### AVAILABLE RECORDS

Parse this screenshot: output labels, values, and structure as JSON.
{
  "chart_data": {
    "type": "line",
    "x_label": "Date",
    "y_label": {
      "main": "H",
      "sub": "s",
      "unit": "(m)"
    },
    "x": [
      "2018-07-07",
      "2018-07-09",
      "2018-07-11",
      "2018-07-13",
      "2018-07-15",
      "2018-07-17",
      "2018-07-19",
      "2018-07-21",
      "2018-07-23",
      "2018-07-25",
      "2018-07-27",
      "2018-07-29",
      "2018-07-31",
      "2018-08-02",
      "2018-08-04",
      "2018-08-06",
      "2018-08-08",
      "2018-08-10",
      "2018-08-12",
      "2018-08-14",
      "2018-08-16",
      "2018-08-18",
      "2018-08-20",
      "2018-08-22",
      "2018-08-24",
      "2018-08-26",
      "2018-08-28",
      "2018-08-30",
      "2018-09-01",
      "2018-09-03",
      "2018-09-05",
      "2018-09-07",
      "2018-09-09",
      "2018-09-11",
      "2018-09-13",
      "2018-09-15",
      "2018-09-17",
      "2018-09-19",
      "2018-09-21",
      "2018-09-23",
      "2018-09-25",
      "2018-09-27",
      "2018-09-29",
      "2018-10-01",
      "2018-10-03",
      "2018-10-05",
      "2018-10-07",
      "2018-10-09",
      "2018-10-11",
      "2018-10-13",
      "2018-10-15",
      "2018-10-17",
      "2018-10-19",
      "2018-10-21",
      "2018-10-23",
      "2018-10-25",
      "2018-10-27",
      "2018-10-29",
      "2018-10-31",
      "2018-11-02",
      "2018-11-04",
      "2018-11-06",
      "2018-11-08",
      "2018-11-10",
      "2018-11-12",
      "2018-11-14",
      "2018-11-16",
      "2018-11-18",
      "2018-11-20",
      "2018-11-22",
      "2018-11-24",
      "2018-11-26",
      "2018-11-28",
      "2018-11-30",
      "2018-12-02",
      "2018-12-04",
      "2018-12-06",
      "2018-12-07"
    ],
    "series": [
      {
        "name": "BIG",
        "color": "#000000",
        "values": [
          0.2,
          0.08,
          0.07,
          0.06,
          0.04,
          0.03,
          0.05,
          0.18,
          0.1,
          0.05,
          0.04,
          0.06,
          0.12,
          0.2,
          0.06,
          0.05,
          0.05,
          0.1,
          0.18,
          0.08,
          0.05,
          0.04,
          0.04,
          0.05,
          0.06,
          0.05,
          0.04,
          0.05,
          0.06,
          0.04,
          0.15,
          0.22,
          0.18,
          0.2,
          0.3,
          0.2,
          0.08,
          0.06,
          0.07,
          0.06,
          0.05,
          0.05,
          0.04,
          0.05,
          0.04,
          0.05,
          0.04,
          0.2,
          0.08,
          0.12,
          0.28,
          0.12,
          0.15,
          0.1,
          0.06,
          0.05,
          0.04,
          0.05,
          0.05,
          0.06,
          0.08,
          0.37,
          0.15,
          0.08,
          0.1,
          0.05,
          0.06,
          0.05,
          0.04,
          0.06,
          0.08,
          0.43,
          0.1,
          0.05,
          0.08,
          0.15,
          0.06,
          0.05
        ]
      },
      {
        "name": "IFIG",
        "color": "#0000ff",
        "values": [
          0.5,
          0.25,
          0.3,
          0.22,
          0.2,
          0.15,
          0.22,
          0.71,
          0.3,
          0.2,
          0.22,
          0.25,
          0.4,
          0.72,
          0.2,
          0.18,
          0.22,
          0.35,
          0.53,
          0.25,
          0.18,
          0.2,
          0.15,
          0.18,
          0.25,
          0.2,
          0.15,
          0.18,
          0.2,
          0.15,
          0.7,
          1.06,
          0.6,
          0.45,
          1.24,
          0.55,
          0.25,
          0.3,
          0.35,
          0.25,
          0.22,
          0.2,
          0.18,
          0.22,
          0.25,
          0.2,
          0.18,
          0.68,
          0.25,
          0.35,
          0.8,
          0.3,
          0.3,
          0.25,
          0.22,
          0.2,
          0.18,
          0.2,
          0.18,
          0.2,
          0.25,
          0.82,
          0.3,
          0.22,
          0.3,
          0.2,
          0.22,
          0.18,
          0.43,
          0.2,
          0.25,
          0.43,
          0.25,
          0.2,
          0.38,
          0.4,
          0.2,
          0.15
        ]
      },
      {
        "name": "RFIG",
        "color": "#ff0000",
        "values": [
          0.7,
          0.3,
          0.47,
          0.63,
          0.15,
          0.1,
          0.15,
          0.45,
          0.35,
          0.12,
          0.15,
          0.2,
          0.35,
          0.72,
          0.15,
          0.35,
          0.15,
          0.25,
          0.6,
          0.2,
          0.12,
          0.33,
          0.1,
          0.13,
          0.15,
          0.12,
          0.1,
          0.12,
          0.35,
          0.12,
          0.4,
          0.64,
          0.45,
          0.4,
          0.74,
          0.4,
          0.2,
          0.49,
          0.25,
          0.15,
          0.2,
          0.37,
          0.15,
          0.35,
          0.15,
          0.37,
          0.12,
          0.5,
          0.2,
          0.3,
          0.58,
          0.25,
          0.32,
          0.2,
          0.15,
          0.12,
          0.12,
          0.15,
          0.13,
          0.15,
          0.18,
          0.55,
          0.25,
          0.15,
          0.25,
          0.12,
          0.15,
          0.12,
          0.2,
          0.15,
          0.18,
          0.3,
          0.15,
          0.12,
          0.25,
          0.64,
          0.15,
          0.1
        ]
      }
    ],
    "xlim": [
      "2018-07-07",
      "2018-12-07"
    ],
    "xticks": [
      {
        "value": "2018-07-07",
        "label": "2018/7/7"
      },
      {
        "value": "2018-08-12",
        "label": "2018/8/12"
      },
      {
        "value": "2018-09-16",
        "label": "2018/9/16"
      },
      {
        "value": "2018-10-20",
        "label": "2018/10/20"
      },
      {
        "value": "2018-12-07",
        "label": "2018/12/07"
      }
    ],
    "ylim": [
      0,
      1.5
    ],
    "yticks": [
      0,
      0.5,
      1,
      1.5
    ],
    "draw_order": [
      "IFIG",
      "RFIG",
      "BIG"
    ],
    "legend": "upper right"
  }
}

### PROBLEM DETAILS
Emit the records above again, exactly, with no line skipped.

### SOLUTION
Parse this screenshot: output labels, values, and structure as JSON.
{
  "chart_data": {
    "type": "line",
    "x_label": "Date",
    "y_label": {
      "main": "H",
      "sub": "s",
      "unit": "(m)"
    },
    "x": [
      "2018-07-07",
      "2018-07-09",
      "2018-07-11",
      "2018-07-13",
      "2018-07-15",
      "2018-07-17",
      "2018-07-19",
      "2018-07-21",
      "2018-07-23",
      "2018-07-25",
      "2018-07-27",
      "2018-07-29",
      "2018-07-31",
      "2018-08-02",
      "2018-08-04",
      "2018-08-06",
      "2018-08-08",
      "2018-08-10",
      "2018-08-12",
      "2018-08-14",
      "2018-08-16",
      "2018-08-18",
      "2018-08-20",
      "2018-08-22",
      "2018-08-24",
      "2018-08-26",
      "2018-08-28",
      "2018-08-30",
      "2018-09-01",
      "2018-09-03",
      "2018-09-05",
      "2018-09-07",
      "2018-09-09",
      "2018-09-11",
      "2018-09-13",
      "2018-09-15",
      "2018-09-17",
      "2018-09-19",
      "2018-09-21",
      "2018-09-23",
      "2018-09-25",
      "2018-09-27",
      "2018-09-29",
      "2018-10-01",
      "2018-10-03",
      "2018-10-05",
      "2018-10-07",
      "2018-10-09",
      "2018-10-11",
      "2018-10-13",
      "2018-10-15",
      "2018-10-17",
      "2018-10-19",
      "2018-10-21",
      "2018-10-23",
      "2018-10-25",
      "2018-10-27",
      "2018-10-29",
      "2018-10-31",
      "2018-11-02",
      "2018-11-04",
      "2018-11-06",
      "2018-11-08",
      "2018-11-10",
      "2018-11-12",
      "2018-11-14",
      "2018-11-16",
      "2018-11-18",
      "2018-11-20",
      "2018-11-22",
      "2018-11-24",
      "2018-11-26",
      "2018-11-28",
      "2018-11-30",
      "2018-12-02",
      "2018-12-04",
      "2018-12-06",
      "2018-12-07"
    ],
    "series": [
      {
        "name": "BIG",
        "color": "#000000",
        "values": [
          0.2,
          0.08,
          0.07,
          0.06,
          0.04,
          0.03,
          0.05,
          0.18,
          0.1,
          0.05,
          0.04,
          0.06,
          0.12,
          0.2,
          0.06,
          0.05,
          0.05,
          0.1,
          0.18,
          0.08,
          0.05,
          0.04,
          0.04,
          0.05,
          0.06,
          0.05,
          0.04,
          0.05,
          0.06,
          0.04,
          0.15,
          0.22,
          0.18,
          0.2,
          0.3,
          0.2,
          0.08,
          0.06,
          0.07,
          0.06,
          0.05,
          0.05,
          0.04,
          0.05,
          0.04,
          0.05,
          0.04,
          0.2,
          0.08,
          0.12,
          0.28,
          0.12,
          0.15,
          0.1,
          0.06,
          0.05,
          0.04,
          0.05,
          0.05,
          0.06,
          0.08,
          0.37,
          0.15,
          0.08,
          0.1,
          0.05,
          0.06,
          0.05,
          0.04,
          0.06,
          0.08,
          0.43,
          0.1,
          0.05,
          0.08,
          0.15,
          0.06,
          0.05
        ]
      },
      {
        "name": "IFIG",
        "color": "#0000ff",
        "values": [
          0.5,
          0.25,
          0.3,
          0.22,
          0.2,
          0.15,
          0.22,
          0.71,
          0.3,
          0.2,
          0.22,
          0.25,
          0.4,
          0.72,
          0.2,
          0.18,
          0.22,
          0.35,
          0.53,
          0.25,
          0.18,
          0.2,
          0.15,
          0.18,
          0.25,
          0.2,
          0.15,
          0.18,
          0.2,
          0.15,
          0.7,
          1.06,
          0.6,
          0.45,
          1.24,
          0.55,
          0.25,
          0.3,
          0.35,
          0.25,
          0.22,
          0.2,
          0.18,
          0.22,
          0.25,
          0.2,
          0.18,
          0.68,
          0.25,
          0.35,
          0.8,
          0.3,
          0.3,
          0.25,
          0.22,
          0.2,
          0.18,
          0.2,
          0.18,
          0.2,
          0.25,
          0.82,
          0.3,
          0.22,
          0.3,
          0.2,
          0.22,
          0.18,
          0.43,
          0.2,
          0.25,
          0.43,
          0.25,
          0.2,
          0.38,
          0.4,
          0.2,
          0.15
        ]
      },
      {
        "name": "RFIG",
        "color": "#ff0000",
        "values": [
          0.7,
          0.3,
          0.47,
          0.63,
          0.15,
          0.1,
          0.15,
          0.45,
          0.35,
          0.12,
          0.15,
          0.2,
          0.35,
          0.72,
          0.15,
          0.35,
          0.15,
          0.25,
          0.6,
          0.2,
          0.12,
          0.33,
          0.1,
          0.13,
          0.15,
          0.12,
          0.1,
          0.12,
          0.35,
          0.12,
          0.4,
          0.64,
          0.45,
          0.4,
          0.74,
          0.4,
          0.2,
          0.49,
          0.25,
          0.15,
          0.2,
          0.37,
          0.15,
          0.35,
          0.15,
          0.37,
          0.12,
          0.5,
          0.2,
          0.3,
          0.58,
          0.25,
          0.32,
          0.2,
          0.15,
          0.12,
          0.12,
          0.15,
          0.13,
          0.15,
          0.18,
          0.55,
          0.25,
          0.15,
          0.25,
          0.12,
          0.15,
          0.12,
          0.2,
          0.15,
          0.18,
          0.3,
          0.15,
          0.12,
          0.25,
          0.64,
          0.15,
          0.1
        ]
      }
    ],
    "xlim": [
      "2018-07-07",
      "2018-12-07"
    ],
    "xticks": [
      {
        "value": "2018-07-07",
        "label": "2018/7/7"
      },
      {
        "value": "2018-08-12",
        "label": "2018/8/12"
      },
      {
        "value": "2018-09-16",
        "label": "2018/9/16"
      },
      {
        "value": "2018-10-20",
        "label": "2018/10/20"
      },
      {
        "value": "2018-12-07",
        "label": "2018/12/07"
      }
    ],
    "ylim": [
      0,
      1.5
    ],
    "yticks": [
      0,
      0.5,
      1,
      1.5
    ],
    "draw_order": [
      "IFIG",
      "RFIG",
      "BIG"
    ],
    "legend": "upper right"
  }
}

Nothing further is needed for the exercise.